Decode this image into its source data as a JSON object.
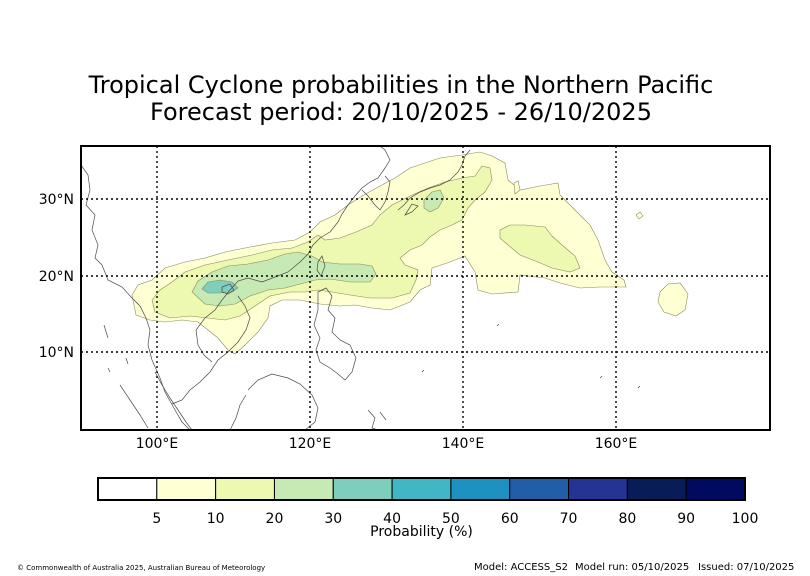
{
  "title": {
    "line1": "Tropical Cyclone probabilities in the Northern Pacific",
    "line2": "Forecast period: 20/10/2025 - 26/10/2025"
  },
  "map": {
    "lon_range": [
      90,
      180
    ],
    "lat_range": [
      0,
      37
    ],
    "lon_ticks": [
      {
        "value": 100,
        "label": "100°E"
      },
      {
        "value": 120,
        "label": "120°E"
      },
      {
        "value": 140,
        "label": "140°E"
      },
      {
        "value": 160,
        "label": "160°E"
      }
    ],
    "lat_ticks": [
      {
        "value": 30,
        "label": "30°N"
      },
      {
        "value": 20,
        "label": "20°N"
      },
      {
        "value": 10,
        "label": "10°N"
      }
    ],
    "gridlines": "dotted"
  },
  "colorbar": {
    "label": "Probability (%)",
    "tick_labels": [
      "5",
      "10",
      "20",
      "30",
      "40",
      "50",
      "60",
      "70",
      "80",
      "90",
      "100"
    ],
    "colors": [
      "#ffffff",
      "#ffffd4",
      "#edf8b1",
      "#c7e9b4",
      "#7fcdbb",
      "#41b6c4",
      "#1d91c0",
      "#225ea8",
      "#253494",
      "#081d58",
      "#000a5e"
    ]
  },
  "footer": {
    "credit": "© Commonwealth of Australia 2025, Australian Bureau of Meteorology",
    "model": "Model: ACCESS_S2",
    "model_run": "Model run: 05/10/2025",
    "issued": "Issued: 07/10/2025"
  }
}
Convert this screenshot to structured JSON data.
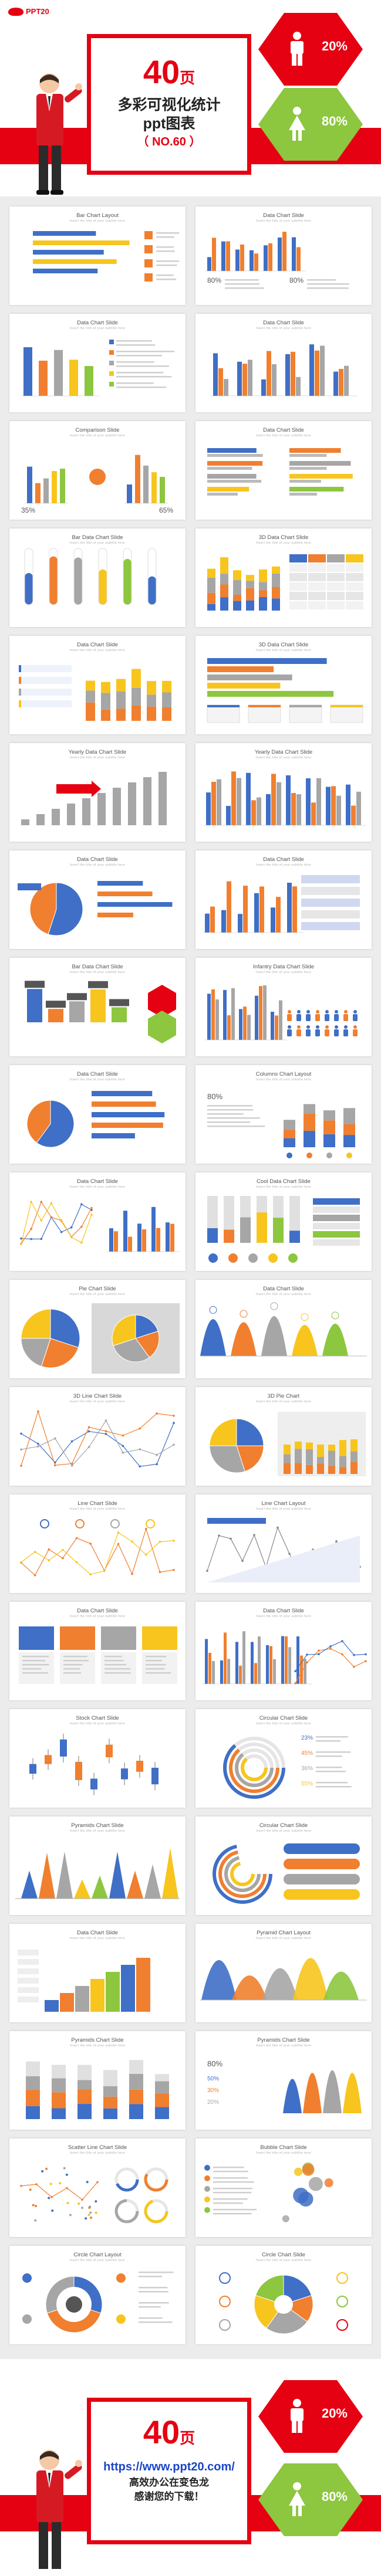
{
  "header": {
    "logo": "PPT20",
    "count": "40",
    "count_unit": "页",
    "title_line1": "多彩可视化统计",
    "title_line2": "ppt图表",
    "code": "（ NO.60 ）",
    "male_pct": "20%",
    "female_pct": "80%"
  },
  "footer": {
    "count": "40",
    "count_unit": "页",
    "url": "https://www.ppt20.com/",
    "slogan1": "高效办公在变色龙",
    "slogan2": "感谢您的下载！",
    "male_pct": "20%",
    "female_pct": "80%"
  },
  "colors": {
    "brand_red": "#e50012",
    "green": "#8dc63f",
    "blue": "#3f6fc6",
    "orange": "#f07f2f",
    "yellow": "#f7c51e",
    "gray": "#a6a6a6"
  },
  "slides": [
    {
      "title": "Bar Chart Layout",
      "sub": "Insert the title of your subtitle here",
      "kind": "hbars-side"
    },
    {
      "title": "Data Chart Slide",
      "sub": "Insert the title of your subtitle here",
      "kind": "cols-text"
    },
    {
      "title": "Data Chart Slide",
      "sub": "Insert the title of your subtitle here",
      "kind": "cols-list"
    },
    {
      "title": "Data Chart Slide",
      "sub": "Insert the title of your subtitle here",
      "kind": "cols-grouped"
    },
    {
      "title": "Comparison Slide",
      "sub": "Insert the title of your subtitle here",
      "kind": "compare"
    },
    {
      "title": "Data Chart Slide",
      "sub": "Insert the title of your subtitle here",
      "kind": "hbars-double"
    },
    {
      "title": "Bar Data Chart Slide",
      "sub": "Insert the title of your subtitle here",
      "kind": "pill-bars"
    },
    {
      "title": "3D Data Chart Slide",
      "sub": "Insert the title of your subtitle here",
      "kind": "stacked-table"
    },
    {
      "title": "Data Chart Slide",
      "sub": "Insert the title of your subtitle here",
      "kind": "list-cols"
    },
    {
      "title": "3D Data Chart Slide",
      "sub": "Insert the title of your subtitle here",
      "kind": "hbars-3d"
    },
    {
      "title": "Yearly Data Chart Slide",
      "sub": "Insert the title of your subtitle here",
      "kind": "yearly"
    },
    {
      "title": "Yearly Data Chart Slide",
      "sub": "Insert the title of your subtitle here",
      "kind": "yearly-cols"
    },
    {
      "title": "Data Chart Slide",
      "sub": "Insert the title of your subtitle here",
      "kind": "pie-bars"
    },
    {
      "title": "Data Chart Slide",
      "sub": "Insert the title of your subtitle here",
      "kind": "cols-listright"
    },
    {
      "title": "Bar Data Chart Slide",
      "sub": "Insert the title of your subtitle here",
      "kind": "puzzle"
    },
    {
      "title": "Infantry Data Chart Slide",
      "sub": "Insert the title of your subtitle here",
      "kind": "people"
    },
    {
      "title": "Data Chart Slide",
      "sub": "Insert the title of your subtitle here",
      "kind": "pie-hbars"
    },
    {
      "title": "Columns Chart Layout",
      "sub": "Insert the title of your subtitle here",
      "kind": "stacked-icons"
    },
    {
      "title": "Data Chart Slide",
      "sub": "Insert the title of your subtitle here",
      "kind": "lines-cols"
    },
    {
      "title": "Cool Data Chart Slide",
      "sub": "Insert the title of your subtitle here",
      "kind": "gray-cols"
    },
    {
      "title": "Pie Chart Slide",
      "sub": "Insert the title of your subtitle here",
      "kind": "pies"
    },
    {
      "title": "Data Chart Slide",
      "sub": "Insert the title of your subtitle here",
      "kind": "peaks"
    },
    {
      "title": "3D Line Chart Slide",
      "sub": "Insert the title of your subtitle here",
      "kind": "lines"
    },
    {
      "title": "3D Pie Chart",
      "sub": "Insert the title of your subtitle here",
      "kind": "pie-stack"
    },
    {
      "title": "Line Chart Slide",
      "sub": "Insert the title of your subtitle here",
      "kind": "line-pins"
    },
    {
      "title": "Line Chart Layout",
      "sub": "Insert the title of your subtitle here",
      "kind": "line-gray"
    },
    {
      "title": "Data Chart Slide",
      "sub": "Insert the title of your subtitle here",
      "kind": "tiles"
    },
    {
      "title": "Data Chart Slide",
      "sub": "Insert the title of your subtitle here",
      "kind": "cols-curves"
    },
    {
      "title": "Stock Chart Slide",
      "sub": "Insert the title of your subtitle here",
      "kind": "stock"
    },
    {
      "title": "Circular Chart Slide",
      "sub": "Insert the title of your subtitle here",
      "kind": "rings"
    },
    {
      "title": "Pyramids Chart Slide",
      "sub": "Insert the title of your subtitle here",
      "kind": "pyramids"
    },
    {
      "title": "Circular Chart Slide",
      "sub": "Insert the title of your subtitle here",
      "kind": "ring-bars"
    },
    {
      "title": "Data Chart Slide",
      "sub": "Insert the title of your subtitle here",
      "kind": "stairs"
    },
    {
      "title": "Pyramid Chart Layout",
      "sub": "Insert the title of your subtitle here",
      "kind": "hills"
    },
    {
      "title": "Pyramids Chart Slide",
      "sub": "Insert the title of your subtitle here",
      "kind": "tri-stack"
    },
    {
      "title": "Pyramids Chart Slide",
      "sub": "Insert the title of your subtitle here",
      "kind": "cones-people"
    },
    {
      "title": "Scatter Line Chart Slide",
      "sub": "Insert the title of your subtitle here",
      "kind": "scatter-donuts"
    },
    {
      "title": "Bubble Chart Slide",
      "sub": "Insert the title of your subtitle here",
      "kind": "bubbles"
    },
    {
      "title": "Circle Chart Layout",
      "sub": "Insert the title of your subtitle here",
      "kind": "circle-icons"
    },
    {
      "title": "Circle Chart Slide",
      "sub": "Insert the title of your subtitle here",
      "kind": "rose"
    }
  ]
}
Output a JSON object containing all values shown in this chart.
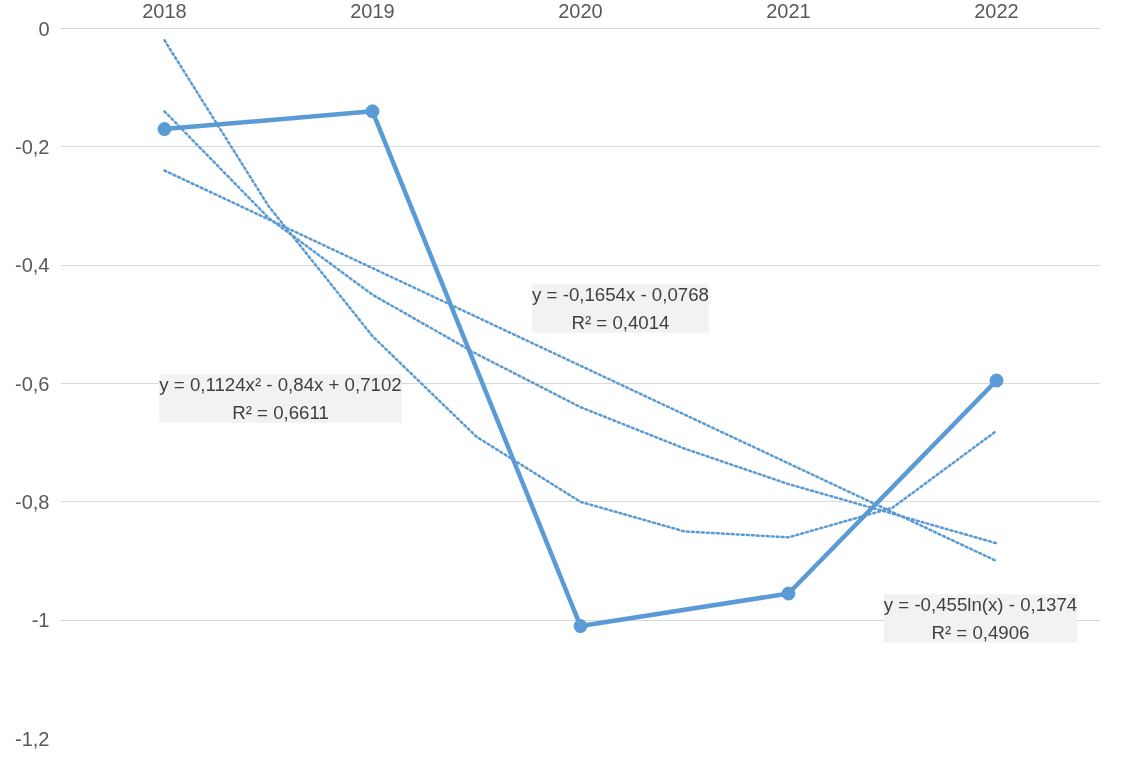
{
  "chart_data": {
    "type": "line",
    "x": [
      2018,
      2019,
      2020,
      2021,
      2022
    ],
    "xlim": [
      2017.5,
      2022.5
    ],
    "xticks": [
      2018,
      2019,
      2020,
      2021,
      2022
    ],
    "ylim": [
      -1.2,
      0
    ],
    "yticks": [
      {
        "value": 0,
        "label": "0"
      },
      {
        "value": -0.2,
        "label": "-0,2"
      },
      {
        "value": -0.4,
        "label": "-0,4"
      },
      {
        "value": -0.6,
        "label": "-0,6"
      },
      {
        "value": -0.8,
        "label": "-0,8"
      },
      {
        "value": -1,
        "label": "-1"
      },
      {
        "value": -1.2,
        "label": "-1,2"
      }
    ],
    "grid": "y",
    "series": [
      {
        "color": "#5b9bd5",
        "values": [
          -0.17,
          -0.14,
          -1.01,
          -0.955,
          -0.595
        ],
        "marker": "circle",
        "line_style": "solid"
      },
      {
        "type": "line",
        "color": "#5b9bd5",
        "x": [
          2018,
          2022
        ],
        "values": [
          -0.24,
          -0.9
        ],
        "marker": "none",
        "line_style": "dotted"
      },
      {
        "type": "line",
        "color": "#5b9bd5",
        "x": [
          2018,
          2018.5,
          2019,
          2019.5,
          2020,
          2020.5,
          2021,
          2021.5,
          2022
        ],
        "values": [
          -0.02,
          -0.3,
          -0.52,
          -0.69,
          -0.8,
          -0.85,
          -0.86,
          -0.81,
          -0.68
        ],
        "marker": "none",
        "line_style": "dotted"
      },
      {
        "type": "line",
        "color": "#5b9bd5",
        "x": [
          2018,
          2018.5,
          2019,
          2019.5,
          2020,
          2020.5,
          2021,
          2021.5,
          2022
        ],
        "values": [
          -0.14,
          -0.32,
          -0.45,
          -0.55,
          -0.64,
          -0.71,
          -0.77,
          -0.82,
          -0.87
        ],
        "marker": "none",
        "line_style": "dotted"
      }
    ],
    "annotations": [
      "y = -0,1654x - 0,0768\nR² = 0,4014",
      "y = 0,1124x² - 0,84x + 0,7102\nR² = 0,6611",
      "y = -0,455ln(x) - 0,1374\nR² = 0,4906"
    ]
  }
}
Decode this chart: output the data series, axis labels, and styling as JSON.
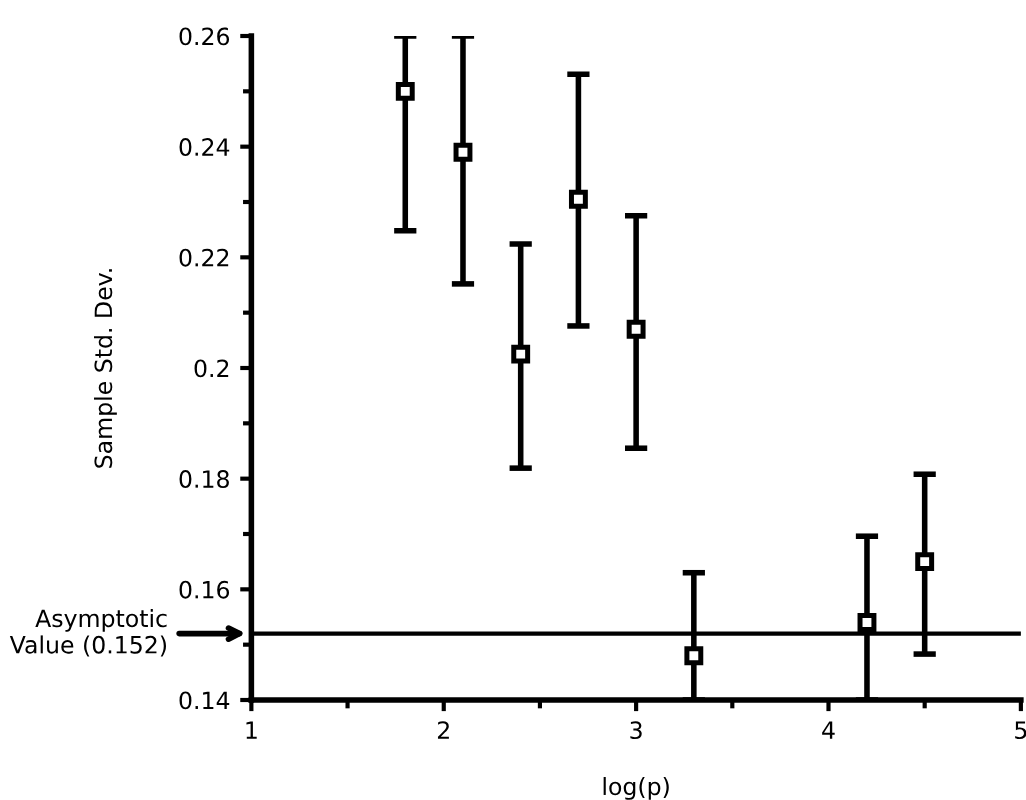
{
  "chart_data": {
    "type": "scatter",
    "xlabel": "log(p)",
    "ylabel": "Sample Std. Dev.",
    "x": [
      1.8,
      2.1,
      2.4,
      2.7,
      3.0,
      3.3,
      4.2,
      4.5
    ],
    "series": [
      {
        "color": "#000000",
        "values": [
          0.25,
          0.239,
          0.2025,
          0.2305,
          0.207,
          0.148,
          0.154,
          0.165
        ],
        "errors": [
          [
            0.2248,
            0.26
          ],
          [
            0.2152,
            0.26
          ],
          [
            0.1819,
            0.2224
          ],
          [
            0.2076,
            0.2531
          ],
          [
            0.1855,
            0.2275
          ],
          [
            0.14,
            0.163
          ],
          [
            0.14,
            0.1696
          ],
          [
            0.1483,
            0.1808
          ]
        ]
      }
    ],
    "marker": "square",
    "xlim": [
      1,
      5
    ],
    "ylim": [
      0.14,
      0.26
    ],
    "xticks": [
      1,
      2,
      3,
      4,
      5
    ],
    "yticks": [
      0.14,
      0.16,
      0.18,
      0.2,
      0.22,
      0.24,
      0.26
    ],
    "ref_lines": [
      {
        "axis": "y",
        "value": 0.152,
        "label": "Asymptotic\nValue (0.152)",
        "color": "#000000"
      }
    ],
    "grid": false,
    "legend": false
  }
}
********
**Your objective:** Extract all lines from the data in which "this" is found.

**Output below:**
Decode this image into its source data as a JSON object.
Convert this screenshot to structured JSON data.
Output a JSON object containing all values shown in this chart.
Decode this chart: output the data series, axis labels, and styling as JSON.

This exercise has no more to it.